** start **
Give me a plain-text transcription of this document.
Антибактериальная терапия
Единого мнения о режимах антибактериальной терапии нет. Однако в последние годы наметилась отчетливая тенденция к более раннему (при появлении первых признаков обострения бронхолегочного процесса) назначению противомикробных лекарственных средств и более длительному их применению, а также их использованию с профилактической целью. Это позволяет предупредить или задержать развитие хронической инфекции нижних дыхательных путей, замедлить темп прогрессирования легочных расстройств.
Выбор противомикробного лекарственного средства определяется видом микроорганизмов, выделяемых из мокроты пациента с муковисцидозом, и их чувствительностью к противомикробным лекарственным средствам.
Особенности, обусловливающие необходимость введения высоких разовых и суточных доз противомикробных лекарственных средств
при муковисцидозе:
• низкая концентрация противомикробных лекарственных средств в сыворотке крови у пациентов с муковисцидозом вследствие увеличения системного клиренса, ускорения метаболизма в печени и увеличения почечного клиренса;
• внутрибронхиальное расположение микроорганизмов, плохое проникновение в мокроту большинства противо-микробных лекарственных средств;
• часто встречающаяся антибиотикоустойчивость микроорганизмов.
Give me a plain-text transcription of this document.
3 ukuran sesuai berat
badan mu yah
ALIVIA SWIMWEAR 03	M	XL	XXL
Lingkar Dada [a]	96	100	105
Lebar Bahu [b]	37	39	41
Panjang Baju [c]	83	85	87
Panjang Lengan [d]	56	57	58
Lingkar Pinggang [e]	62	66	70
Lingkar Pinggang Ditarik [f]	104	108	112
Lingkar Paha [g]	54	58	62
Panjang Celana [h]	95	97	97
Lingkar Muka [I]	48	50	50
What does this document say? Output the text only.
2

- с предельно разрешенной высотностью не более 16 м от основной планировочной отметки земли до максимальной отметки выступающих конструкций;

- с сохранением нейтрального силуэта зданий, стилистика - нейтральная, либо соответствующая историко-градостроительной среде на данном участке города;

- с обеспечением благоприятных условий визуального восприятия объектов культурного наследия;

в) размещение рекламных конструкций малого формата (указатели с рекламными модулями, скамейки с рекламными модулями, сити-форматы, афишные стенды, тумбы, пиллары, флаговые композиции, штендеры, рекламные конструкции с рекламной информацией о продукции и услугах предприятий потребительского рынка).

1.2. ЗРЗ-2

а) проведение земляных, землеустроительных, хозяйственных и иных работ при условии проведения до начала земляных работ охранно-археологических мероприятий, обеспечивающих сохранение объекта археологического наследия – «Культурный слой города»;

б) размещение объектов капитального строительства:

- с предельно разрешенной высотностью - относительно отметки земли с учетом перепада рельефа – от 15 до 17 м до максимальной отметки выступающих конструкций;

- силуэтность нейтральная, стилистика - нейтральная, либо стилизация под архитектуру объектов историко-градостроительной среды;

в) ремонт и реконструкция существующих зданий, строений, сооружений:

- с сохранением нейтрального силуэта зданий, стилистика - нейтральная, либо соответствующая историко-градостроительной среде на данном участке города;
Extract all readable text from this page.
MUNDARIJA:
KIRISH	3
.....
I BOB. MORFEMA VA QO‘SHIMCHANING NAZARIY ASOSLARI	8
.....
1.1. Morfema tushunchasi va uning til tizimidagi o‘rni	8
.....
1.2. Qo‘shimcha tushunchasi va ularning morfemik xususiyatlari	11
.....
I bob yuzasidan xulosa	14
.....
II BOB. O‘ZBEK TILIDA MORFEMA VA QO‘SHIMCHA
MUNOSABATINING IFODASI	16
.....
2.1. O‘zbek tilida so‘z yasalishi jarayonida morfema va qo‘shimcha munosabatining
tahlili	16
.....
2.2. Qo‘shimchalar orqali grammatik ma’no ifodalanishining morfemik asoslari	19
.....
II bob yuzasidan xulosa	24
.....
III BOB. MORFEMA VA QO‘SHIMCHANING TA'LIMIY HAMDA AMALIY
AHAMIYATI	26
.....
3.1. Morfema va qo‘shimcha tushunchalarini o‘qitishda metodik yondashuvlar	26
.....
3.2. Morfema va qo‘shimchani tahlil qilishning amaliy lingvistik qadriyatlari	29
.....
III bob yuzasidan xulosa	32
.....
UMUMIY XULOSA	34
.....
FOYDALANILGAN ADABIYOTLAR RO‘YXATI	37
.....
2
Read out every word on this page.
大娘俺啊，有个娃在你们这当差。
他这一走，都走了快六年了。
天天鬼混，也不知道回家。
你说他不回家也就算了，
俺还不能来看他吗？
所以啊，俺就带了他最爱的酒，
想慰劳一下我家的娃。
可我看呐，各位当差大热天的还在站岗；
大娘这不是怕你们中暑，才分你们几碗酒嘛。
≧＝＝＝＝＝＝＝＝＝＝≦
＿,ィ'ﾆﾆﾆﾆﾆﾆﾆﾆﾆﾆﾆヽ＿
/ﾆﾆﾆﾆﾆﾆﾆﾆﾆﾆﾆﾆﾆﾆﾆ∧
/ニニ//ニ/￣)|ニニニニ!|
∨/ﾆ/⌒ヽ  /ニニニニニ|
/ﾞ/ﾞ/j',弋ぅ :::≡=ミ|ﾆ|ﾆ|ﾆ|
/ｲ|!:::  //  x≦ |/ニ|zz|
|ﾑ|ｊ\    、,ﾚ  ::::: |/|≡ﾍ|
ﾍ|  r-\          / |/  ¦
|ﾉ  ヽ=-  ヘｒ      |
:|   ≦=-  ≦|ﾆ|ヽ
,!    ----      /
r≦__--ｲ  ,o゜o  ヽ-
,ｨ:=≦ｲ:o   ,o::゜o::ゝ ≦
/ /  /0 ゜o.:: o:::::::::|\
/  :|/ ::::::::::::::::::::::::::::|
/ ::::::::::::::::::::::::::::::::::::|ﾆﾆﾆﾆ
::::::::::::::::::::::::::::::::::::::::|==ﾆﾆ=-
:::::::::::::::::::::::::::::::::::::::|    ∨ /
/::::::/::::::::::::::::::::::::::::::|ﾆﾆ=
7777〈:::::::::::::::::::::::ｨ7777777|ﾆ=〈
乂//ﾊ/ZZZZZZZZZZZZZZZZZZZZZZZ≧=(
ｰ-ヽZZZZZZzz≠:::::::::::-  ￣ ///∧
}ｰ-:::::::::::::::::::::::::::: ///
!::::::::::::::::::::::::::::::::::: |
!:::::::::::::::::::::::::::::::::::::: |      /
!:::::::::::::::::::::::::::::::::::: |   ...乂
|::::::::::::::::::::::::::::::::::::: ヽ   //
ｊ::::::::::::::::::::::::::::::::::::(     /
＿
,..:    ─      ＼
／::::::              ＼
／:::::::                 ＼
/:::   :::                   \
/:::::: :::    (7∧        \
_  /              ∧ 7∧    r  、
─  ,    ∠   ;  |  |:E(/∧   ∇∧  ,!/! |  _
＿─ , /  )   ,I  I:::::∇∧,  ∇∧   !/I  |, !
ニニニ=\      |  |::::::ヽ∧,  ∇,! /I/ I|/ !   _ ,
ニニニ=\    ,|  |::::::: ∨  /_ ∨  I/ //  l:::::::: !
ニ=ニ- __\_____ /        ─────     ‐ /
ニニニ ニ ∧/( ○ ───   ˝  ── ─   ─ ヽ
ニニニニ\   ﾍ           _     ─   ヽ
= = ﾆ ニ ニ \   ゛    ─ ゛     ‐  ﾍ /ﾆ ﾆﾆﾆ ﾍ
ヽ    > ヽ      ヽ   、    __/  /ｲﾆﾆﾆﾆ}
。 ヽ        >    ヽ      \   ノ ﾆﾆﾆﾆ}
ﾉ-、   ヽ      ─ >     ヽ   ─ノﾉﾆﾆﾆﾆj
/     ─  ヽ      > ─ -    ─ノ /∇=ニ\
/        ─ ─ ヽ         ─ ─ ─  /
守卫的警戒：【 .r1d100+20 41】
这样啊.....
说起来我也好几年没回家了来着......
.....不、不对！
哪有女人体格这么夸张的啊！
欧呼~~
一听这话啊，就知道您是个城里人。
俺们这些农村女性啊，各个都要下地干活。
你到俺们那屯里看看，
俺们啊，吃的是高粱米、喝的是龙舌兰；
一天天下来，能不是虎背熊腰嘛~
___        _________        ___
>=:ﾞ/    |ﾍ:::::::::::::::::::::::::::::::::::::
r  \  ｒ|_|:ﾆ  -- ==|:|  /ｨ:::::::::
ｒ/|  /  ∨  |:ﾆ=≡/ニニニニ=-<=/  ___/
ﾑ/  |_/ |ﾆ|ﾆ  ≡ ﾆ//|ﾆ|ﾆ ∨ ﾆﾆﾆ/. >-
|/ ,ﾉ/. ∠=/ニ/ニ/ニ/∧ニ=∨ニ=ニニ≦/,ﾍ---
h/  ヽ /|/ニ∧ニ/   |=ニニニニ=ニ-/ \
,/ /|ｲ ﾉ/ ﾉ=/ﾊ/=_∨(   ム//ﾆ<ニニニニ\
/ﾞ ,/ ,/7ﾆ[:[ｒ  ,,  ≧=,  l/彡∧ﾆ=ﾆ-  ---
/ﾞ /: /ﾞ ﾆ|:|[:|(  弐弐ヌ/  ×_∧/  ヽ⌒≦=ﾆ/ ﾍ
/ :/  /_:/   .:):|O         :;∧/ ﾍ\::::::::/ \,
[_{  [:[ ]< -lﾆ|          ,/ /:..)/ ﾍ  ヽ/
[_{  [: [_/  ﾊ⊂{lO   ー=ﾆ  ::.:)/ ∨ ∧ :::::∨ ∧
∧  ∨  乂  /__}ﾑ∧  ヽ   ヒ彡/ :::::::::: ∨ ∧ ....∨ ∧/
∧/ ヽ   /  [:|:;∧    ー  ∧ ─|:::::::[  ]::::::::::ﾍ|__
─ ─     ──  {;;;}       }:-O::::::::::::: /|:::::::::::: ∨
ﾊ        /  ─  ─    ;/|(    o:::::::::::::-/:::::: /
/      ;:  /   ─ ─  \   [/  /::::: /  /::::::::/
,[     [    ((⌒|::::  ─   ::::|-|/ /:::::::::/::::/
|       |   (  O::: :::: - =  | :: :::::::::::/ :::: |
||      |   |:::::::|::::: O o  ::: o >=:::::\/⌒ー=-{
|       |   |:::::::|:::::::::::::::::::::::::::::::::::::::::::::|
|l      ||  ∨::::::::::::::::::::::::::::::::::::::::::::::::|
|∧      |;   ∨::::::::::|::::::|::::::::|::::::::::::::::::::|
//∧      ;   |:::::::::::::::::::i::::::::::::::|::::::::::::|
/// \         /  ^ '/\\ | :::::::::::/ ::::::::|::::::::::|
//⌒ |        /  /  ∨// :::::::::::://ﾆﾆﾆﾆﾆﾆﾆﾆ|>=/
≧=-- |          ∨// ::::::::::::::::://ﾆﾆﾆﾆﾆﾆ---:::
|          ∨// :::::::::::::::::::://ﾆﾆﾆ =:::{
** end **
In the entries above, find each line with the string "tushunchasi" and copy it.

* [Solved problem]:
1.1. Morfema tushunchasi va uning til tizimidagi o‘rni	8
1.2. Qo‘shimcha tushunchasi va ularning morfemik xususiyatlari	11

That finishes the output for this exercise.